● **TASK BRIEF**
Copy the lines holding the word "JSON", all of them.

● **INPUT ROWS**
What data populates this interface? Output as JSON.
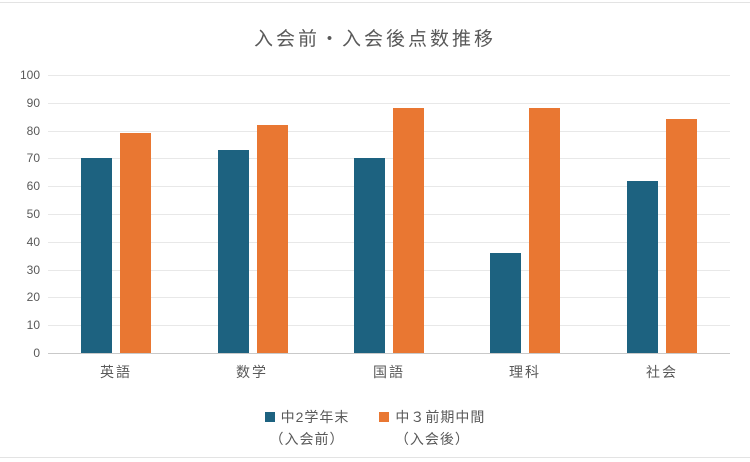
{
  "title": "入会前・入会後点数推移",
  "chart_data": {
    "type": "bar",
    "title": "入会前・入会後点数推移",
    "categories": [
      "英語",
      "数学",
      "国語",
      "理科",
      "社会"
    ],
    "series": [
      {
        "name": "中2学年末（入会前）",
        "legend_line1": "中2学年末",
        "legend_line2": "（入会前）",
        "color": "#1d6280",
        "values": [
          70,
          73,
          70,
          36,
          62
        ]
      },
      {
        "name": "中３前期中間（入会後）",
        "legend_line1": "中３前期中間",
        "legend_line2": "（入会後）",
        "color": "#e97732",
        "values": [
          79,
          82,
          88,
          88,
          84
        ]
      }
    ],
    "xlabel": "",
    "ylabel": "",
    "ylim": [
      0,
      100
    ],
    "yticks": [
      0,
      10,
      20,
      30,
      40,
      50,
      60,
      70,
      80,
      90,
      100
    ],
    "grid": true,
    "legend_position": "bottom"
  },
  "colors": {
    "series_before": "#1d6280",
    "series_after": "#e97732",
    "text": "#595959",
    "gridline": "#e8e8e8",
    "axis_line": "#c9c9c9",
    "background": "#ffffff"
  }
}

==

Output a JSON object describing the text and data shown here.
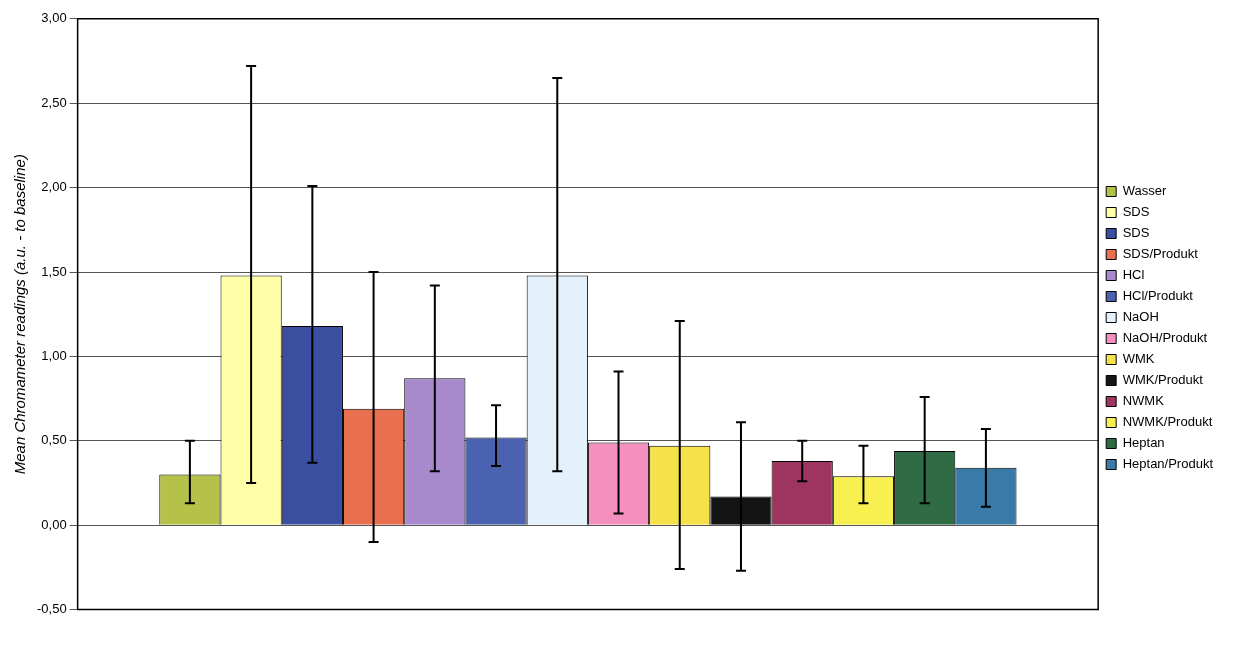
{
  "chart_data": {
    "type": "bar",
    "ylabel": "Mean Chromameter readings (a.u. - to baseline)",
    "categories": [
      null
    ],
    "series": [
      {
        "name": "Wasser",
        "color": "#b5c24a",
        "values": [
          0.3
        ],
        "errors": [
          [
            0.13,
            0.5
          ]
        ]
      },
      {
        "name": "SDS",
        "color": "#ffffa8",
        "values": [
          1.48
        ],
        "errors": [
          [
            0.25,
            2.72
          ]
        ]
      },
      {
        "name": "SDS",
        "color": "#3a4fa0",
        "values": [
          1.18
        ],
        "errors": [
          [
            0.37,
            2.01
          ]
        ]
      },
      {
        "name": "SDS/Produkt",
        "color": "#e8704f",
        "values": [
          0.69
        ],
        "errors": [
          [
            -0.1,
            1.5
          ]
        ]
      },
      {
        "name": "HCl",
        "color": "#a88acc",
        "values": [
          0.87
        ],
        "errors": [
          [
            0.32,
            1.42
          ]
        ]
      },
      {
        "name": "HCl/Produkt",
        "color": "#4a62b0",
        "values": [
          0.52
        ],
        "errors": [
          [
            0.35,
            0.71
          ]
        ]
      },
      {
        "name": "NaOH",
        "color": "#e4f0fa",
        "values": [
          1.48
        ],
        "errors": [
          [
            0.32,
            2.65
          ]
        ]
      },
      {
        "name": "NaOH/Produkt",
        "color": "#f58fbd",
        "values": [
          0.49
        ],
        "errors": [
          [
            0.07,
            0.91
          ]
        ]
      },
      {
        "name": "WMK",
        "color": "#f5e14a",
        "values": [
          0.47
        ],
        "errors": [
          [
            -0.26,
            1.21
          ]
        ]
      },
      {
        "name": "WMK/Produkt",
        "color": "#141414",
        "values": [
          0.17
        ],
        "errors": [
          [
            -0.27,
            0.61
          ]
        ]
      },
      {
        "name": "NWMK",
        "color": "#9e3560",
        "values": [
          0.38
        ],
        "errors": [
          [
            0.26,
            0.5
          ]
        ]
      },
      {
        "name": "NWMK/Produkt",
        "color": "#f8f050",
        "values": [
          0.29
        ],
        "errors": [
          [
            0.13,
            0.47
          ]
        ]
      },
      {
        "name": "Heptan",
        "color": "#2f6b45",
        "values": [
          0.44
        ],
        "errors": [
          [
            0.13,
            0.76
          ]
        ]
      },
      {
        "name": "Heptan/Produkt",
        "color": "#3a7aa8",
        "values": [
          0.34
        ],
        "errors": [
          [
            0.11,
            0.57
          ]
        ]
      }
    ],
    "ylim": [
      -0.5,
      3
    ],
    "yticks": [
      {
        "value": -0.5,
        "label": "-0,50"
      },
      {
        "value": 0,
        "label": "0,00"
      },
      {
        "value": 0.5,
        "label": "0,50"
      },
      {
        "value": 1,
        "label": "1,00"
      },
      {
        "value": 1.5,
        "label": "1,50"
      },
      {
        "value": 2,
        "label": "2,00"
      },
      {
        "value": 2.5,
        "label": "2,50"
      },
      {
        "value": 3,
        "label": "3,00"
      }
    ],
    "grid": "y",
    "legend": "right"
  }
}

● **SOLUTION FOR THIS EXERCISE**
What data populates this interface? Output as JSON.
Output a JSON object describing the text and data shown here.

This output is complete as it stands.